**Task objective**
Print the records below word for word, but leave out the pictures.

**Data supplied**
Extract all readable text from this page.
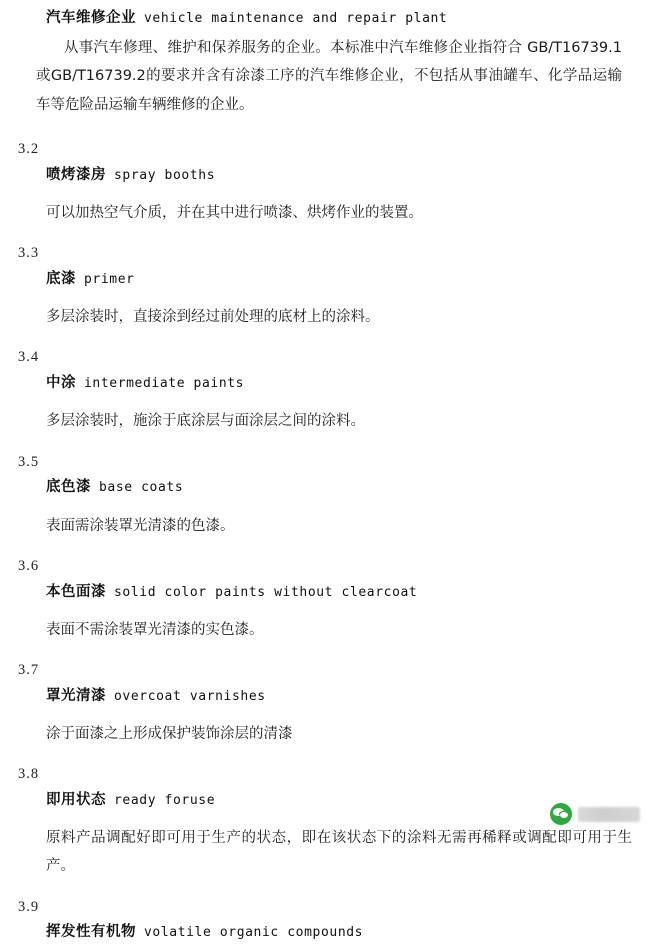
汽车维修企业 vehicle maintenance and repair plant
从事汽车修理、维护和保养服务的企业。本标准中汽车维修企业指符合 GB/T16739.1或GB/T16739.2的要求并含有涂漆工序的汽车维修企业，不包括从事油罐车、化学品运输车等危险品运输车辆维修的企业。
3.2
喷烤漆房 spray booths
可以加热空气介质，并在其中进行喷漆、烘烤作业的装置。
3.3
底漆 primer
多层涂装时，直接涂到经过前处理的底材上的涂料。
3.4
中涂 intermediate paints
多层涂装时，施涂于底涂层与面涂层之间的涂料。
3.5
底色漆 base coats
表面需涂装罩光清漆的色漆。
3.6
本色面漆 solid color paints without clearcoat
表面不需涂装罩光清漆的实色漆。
3.7
罩光清漆 overcoat varnishes
涂于面漆之上形成保护装饰涂层的清漆
3.8
即用状态 ready foruse
原料产品调配好即可用于生产的状态，即在该状态下的涂料无需再稀释或调配即可用于生产。
3.9
挥发性有机物 volatile organic compounds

**Exercise result**
Extract all readable text from this page.
汽车维修企业 vehicle maintenance and repair plant
从事汽车修理、维护和保养服务的企业。本标准中汽车维修企业指符合 GB/T16739.1或GB/T16739.2的要求并含有涂漆工序的汽车维修企业，不包括从事油罐车、化学品运输车等危险品运输车辆维修的企业。
3.2
喷烤漆房 spray booths
可以加热空气介质，并在其中进行喷漆、烘烤作业的装置。
3.3
底漆 primer
多层涂装时，直接涂到经过前处理的底材上的涂料。
3.4
中涂 intermediate paints
多层涂装时，施涂于底涂层与面涂层之间的涂料。
3.5
底色漆 base coats
表面需涂装罩光清漆的色漆。
3.6
本色面漆 solid color paints without clearcoat
表面不需涂装罩光清漆的实色漆。
3.7
罩光清漆 overcoat varnishes
涂于面漆之上形成保护装饰涂层的清漆
3.8
即用状态 ready foruse
原料产品调配好即可用于生产的状态，即在该状态下的涂料无需再稀释或调配即可用于生产。
3.9
挥发性有机物 volatile organic compounds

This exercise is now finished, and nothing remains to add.